[Data records]
[start]

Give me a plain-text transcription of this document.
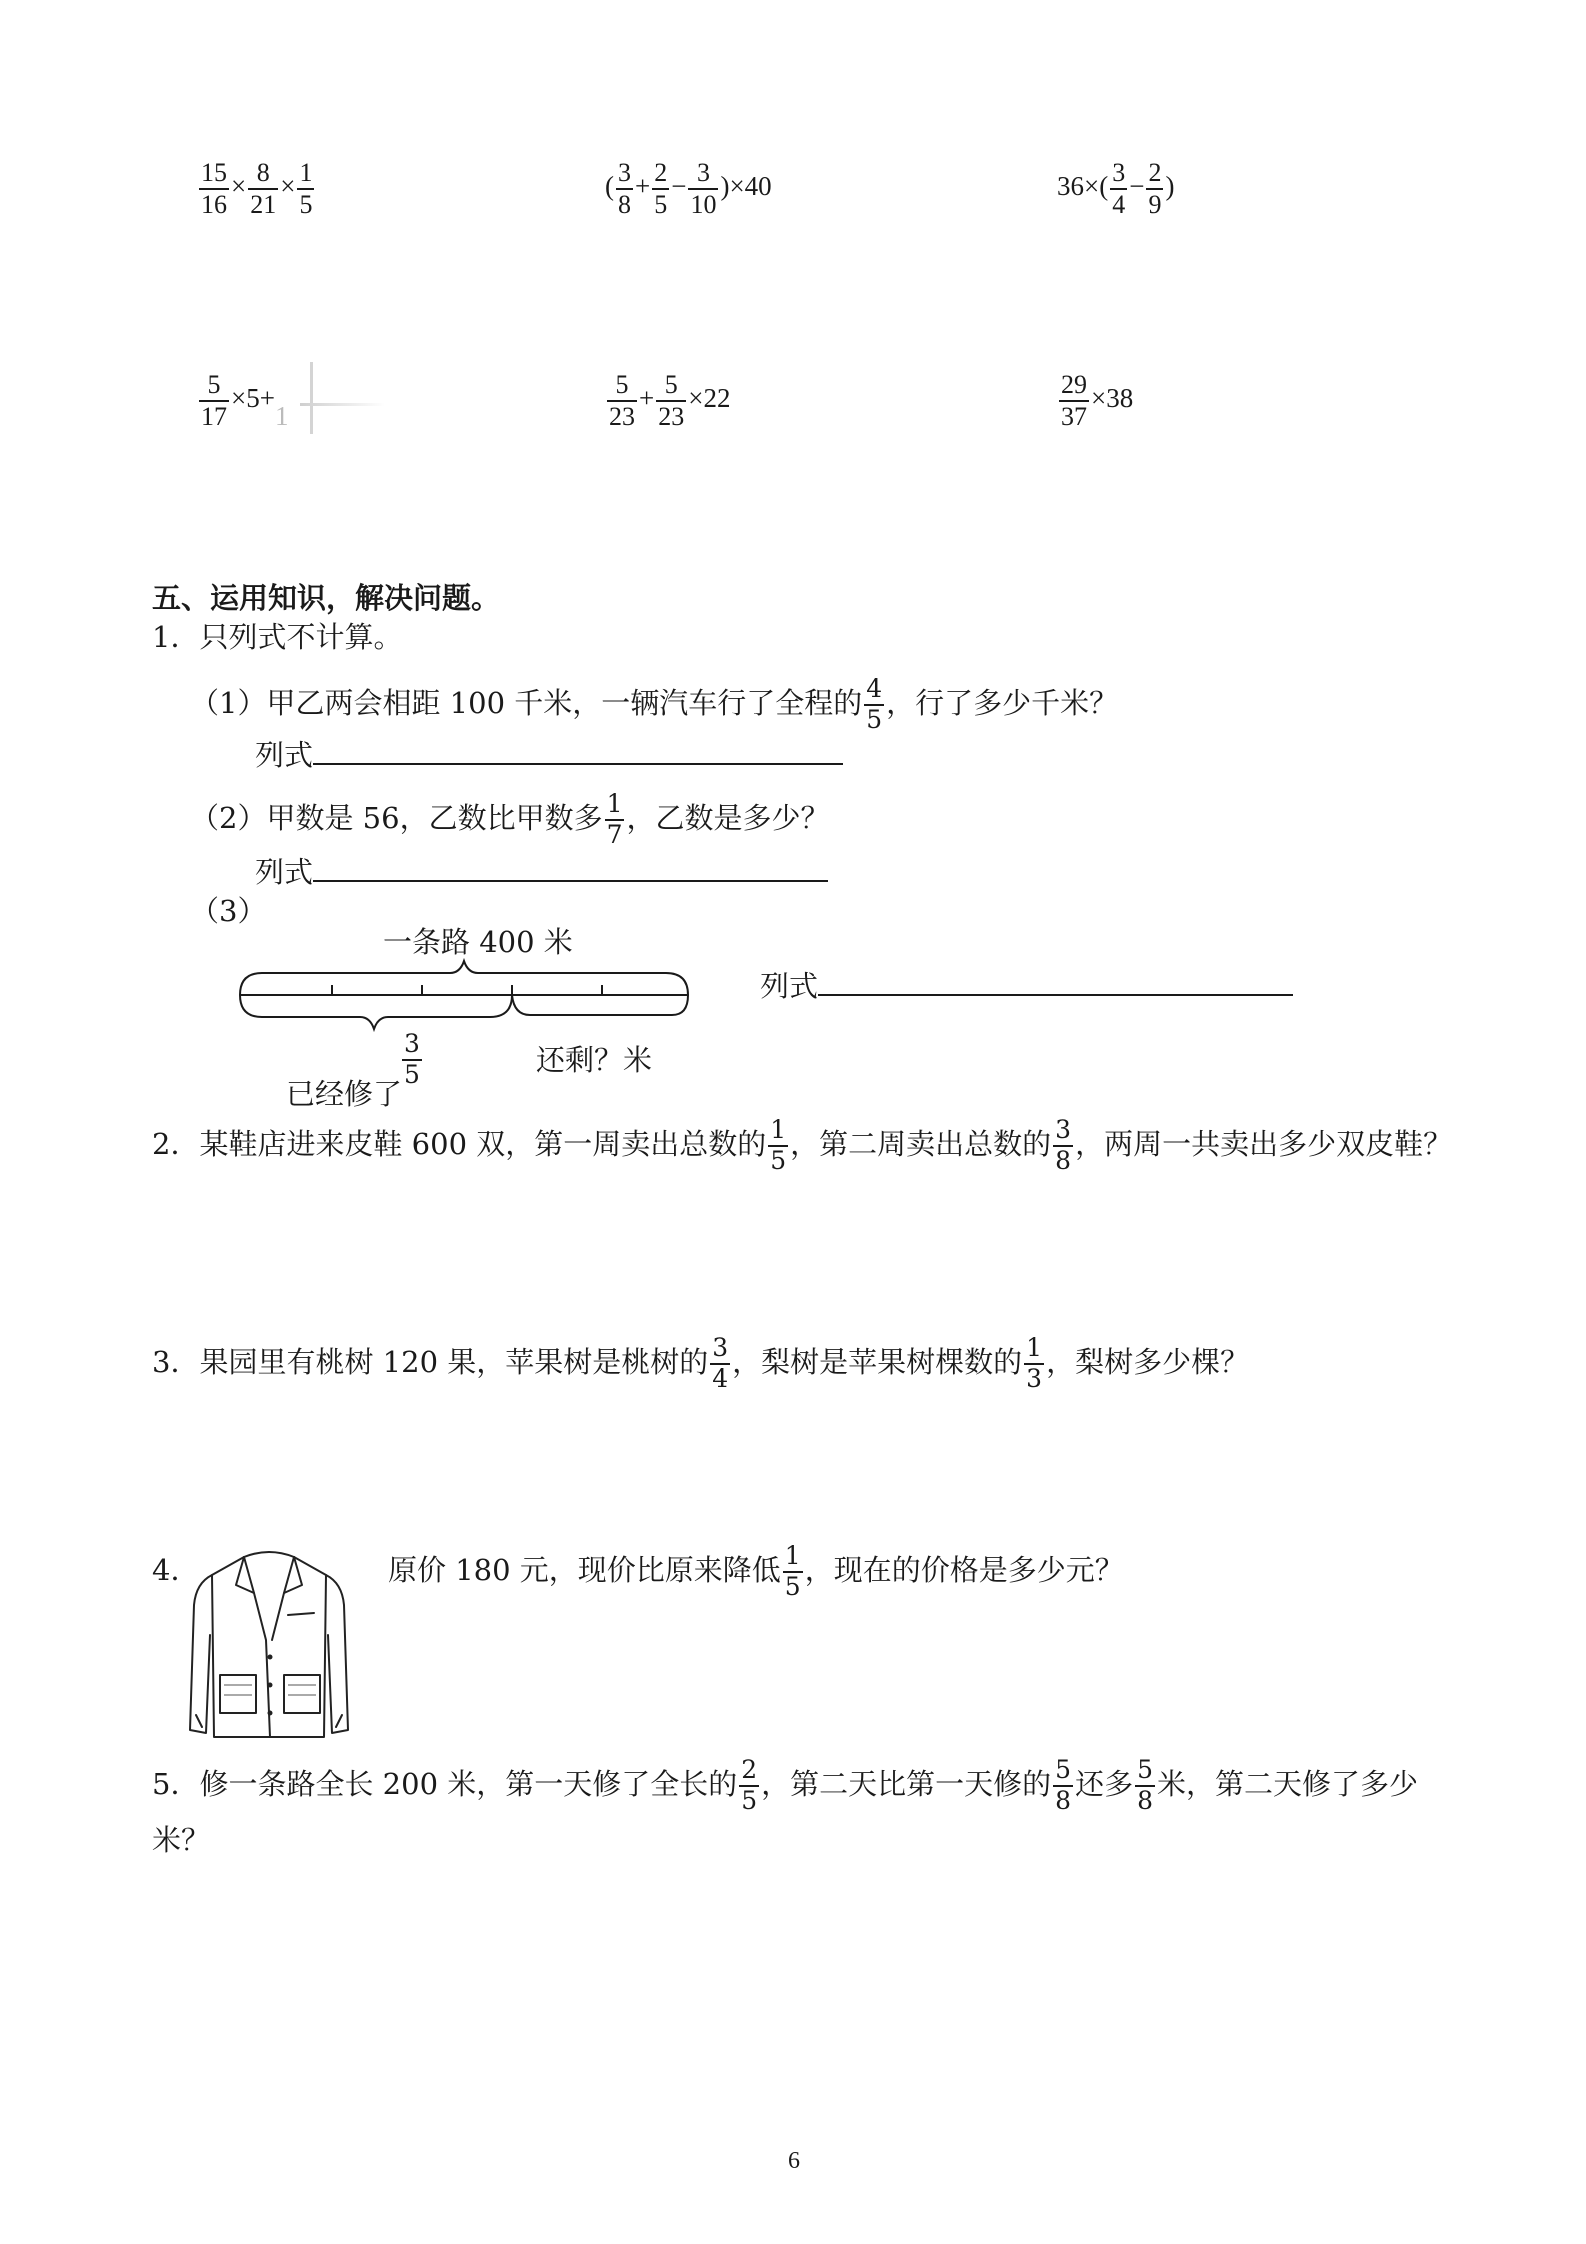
$\frac{15}{16} \times \frac{8}{21} \times \frac{1}{5}$	( $\frac{3}{8} + \frac{2}{5} - \frac{3}{10} )\times 40$	$36\times( \frac{3}{4} - \frac{2}{9}$ )
$\frac{5}{17} \times 5+1$	$\frac{5}{23} + \frac{5}{23} \times 22$	$\frac{29}{37} \times 38$
五、运用知识，解决问题。
1．只列式不计算。
（1）甲乙两会相距 100 千米，一辆汽车行了全程的 $\frac{4}{5}$ ，行了多少千米？
列式
（2）甲数是 56，乙数比甲数多 $\frac{1}{7}$ ，乙数是多少？
列式
（3）
一条路 400 米
$\frac{3}{5}$
已经修了
还剩？米
列式
2．某鞋店进来皮鞋 600 双，第一周卖出总数的 $\frac{1}{5}$ ，第二周卖出总数的 $\frac{3}{8}$ ，两周一共卖出多少双皮鞋？
3．果园里有桃树 120 果，苹果树是桃树的 $\frac{3}{4}$ ，梨树是苹果树棵数的 $\frac{1}{3}$ ，梨树多少棵？
4．	原价 180 元，现价比原来降低 $\frac{1}{5}$ ，现在的价格是多少元？
5．修一条路全长 200 米，第一天修了全长的 $\frac{2}{5}$ ，第二天比第一天修的 $\frac{5}{8}$ 还多 $\frac{5}{8}$ 米，第二天修了多少
米？
6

[end]

# WHAT THIS TASK INVOLVES:
Quote the records above in full, dropping each picture.

# FINAL ANSWER:
Give me a plain-text transcription of this document.
$\frac{15}{16} \times \frac{8}{21} \times \frac{1}{5}$	( $\frac{3}{8} + \frac{2}{5} - \frac{3}{10} )\times 40$	$36\times( \frac{3}{4} - \frac{2}{9}$ )
$\frac{5}{17} \times 5+1$	$\frac{5}{23} + \frac{5}{23} \times 22$	$\frac{29}{37} \times 38$
五、运用知识，解决问题。
1．只列式不计算。
（1）甲乙两会相距 100 千米，一辆汽车行了全程的 $\frac{4}{5}$ ，行了多少千米？
列式
（2）甲数是 56，乙数比甲数多 $\frac{1}{7}$ ，乙数是多少？
列式
（3）
一条路 400 米
$\frac{3}{5}$
已经修了
还剩？米
列式
2．某鞋店进来皮鞋 600 双，第一周卖出总数的 $\frac{1}{5}$ ，第二周卖出总数的 $\frac{3}{8}$ ，两周一共卖出多少双皮鞋？
3．果园里有桃树 120 果，苹果树是桃树的 $\frac{3}{4}$ ，梨树是苹果树棵数的 $\frac{1}{3}$ ，梨树多少棵？
4．	原价 180 元，现价比原来降低 $\frac{1}{5}$ ，现在的价格是多少元？
5．修一条路全长 200 米，第一天修了全长的 $\frac{2}{5}$ ，第二天比第一天修的 $\frac{5}{8}$ 还多 $\frac{5}{8}$ 米，第二天修了多少
米？
6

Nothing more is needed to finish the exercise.